Can you write out the whole listing exactly?

========

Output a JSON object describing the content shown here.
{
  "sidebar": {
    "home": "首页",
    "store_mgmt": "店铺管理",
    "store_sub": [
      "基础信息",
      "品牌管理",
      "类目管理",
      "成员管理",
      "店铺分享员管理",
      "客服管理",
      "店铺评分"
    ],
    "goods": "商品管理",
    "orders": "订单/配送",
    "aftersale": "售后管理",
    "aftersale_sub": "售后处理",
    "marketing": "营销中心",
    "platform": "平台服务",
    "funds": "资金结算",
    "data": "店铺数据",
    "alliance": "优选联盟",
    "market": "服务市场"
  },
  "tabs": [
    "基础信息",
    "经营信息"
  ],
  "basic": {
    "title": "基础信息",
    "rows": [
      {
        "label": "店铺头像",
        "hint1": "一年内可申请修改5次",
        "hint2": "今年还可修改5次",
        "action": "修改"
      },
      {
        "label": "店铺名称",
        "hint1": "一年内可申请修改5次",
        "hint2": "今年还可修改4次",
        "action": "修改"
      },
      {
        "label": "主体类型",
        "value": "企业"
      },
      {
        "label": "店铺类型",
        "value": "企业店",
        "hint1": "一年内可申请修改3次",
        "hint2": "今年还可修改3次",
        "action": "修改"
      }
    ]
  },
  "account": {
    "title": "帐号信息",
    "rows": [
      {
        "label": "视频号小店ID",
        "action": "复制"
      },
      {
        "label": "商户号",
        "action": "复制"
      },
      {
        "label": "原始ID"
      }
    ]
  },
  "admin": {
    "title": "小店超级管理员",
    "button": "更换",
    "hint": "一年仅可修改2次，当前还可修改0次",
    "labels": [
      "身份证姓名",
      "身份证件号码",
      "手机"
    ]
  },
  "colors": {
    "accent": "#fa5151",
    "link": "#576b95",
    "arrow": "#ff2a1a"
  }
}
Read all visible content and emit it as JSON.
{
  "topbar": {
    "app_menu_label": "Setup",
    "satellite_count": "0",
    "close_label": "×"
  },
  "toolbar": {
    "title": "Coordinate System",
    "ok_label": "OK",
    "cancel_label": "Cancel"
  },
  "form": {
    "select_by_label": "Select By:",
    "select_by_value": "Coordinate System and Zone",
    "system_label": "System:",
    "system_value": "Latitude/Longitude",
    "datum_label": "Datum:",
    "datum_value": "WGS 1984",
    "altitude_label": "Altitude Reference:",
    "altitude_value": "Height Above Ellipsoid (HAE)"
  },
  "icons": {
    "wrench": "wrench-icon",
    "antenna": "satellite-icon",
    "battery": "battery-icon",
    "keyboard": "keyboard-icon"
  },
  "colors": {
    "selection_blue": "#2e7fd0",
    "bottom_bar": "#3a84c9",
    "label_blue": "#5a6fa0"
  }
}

========

_Solution to this exercise_.
Output a JSON object describing the content shown here.
{
  "sidebar": {
    "home": "首页",
    "store_mgmt": "店铺管理",
    "store_sub": [
      "基础信息",
      "品牌管理",
      "类目管理",
      "成员管理",
      "店铺分享员管理",
      "客服管理",
      "店铺评分"
    ],
    "goods": "商品管理",
    "orders": "订单/配送",
    "aftersale": "售后管理",
    "aftersale_sub": "售后处理",
    "marketing": "营销中心",
    "platform": "平台服务",
    "funds": "资金结算",
    "data": "店铺数据",
    "alliance": "优选联盟",
    "market": "服务市场"
  },
  "tabs": [
    "基础信息",
    "经营信息"
  ],
  "basic": {
    "title": "基础信息",
    "rows": [
      {
        "label": "店铺头像",
        "hint1": "一年内可申请修改5次",
        "hint2": "今年还可修改5次",
        "action": "修改"
      },
      {
        "label": "店铺名称",
        "hint1": "一年内可申请修改5次",
        "hint2": "今年还可修改4次",
        "action": "修改"
      },
      {
        "label": "主体类型",
        "value": "企业"
      },
      {
        "label": "店铺类型",
        "value": "企业店",
        "hint1": "一年内可申请修改3次",
        "hint2": "今年还可修改3次",
        "action": "修改"
      }
    ]
  },
  "account": {
    "title": "帐号信息",
    "rows": [
      {
        "label": "视频号小店ID",
        "action": "复制"
      },
      {
        "label": "商户号",
        "action": "复制"
      },
      {
        "label": "原始ID"
      }
    ]
  },
  "admin": {
    "title": "小店超级管理员",
    "button": "更换",
    "hint": "一年仅可修改2次，当前还可修改0次",
    "labels": [
      "身份证姓名",
      "身份证件号码",
      "手机"
    ]
  },
  "colors": {
    "accent": "#fa5151",
    "link": "#576b95",
    "arrow": "#ff2a1a"
  }
}
Read all visible content and emit it as JSON.
{
  "topbar": {
    "app_menu_label": "Setup",
    "satellite_count": "0",
    "close_label": "×"
  },
  "toolbar": {
    "title": "Coordinate System",
    "ok_label": "OK",
    "cancel_label": "Cancel"
  },
  "form": {
    "select_by_label": "Select By:",
    "select_by_value": "Coordinate System and Zone",
    "system_label": "System:",
    "system_value": "Latitude/Longitude",
    "datum_label": "Datum:",
    "datum_value": "WGS 1984",
    "altitude_label": "Altitude Reference:",
    "altitude_value": "Height Above Ellipsoid (HAE)"
  },
  "icons": {
    "wrench": "wrench-icon",
    "antenna": "satellite-icon",
    "battery": "battery-icon",
    "keyboard": "keyboard-icon"
  },
  "colors": {
    "selection_blue": "#2e7fd0",
    "bottom_bar": "#3a84c9",
    "label_blue": "#5a6fa0"
  }
}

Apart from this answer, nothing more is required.